[Aim] Reply with one number: the count of lines in the records below that hold "Frutos".

[Given data]

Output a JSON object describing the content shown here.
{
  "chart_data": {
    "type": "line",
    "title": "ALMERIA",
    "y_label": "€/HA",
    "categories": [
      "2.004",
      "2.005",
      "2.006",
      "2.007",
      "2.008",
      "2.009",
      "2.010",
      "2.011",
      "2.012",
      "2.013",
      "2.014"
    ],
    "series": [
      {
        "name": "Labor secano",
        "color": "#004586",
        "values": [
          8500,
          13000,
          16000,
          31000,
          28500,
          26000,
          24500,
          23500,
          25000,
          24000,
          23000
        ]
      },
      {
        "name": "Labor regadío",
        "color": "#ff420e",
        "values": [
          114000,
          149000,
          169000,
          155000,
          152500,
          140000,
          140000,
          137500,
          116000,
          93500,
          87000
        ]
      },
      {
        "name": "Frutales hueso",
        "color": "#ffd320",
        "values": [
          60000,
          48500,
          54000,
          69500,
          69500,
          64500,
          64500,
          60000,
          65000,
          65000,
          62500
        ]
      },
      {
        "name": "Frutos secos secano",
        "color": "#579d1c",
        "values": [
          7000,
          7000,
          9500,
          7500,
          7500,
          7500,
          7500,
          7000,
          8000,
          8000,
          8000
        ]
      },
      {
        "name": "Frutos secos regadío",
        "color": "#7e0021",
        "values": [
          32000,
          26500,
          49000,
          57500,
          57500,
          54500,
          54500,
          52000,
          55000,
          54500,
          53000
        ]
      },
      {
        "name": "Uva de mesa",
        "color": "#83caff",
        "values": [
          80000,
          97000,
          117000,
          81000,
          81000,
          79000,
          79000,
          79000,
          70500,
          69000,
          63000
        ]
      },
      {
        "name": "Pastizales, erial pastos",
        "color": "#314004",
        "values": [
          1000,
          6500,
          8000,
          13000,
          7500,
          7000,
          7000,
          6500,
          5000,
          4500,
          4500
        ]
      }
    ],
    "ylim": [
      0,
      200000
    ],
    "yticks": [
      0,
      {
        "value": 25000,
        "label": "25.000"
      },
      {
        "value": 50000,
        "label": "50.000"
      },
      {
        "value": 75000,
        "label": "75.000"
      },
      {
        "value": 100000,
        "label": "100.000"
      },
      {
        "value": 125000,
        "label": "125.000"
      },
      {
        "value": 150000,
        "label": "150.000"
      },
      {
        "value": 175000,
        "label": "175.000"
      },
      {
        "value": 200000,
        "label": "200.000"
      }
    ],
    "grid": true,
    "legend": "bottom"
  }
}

[Result for this task] 2